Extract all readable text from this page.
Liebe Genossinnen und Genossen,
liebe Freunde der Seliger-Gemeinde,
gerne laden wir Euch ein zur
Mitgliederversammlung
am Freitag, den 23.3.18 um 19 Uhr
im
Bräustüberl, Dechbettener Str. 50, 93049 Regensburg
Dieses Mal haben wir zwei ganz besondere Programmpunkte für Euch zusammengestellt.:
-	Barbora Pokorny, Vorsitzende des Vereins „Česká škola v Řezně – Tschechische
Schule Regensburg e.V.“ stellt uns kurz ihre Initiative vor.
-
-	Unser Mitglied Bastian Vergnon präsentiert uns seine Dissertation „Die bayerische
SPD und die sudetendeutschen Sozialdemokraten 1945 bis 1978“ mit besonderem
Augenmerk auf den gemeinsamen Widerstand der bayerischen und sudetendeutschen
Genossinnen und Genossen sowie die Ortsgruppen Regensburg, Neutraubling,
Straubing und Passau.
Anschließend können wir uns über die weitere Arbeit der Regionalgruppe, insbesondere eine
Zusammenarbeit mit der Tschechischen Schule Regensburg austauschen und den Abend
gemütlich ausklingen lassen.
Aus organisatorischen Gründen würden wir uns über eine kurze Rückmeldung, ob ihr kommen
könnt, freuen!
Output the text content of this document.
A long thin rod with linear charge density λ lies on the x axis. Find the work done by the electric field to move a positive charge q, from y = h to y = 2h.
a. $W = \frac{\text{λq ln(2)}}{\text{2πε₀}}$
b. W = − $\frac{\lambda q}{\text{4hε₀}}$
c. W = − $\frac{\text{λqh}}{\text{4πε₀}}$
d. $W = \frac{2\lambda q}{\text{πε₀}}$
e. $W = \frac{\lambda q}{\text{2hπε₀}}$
——
Extract all the material, leaving every line as it is.

Extract all readable text from this page.
Liebe Genossinnen und Genossen,
liebe Freunde der Seliger-Gemeinde,
gerne laden wir Euch ein zur
Mitgliederversammlung
am Freitag, den 23.3.18 um 19 Uhr
im
Bräustüberl, Dechbettener Str. 50, 93049 Regensburg
Dieses Mal haben wir zwei ganz besondere Programmpunkte für Euch zusammengestellt.:
-	Barbora Pokorny, Vorsitzende des Vereins „Česká škola v Řezně – Tschechische
Schule Regensburg e.V.“ stellt uns kurz ihre Initiative vor.
-
-	Unser Mitglied Bastian Vergnon präsentiert uns seine Dissertation „Die bayerische
SPD und die sudetendeutschen Sozialdemokraten 1945 bis 1978“ mit besonderem
Augenmerk auf den gemeinsamen Widerstand der bayerischen und sudetendeutschen
Genossinnen und Genossen sowie die Ortsgruppen Regensburg, Neutraubling,
Straubing und Passau.
Anschließend können wir uns über die weitere Arbeit der Regionalgruppe, insbesondere eine
Zusammenarbeit mit der Tschechischen Schule Regensburg austauschen und den Abend
gemütlich ausklingen lassen.
Aus organisatorischen Gründen würden wir uns über eine kurze Rückmeldung, ob ihr kommen
könnt, freuen!
Output the text content of this document.
A long thin rod with linear charge density λ lies on the x axis. Find the work done by the electric field to move a positive charge q, from y = h to y = 2h.
a. $W = \frac{\text{λq ln(2)}}{\text{2πε₀}}$
b. W = − $\frac{\lambda q}{\text{4hε₀}}$
c. W = − $\frac{\text{λqh}}{\text{4πε₀}}$
d. $W = \frac{2\lambda q}{\text{πε₀}}$
e. $W = \frac{\lambda q}{\text{2hπε₀}}$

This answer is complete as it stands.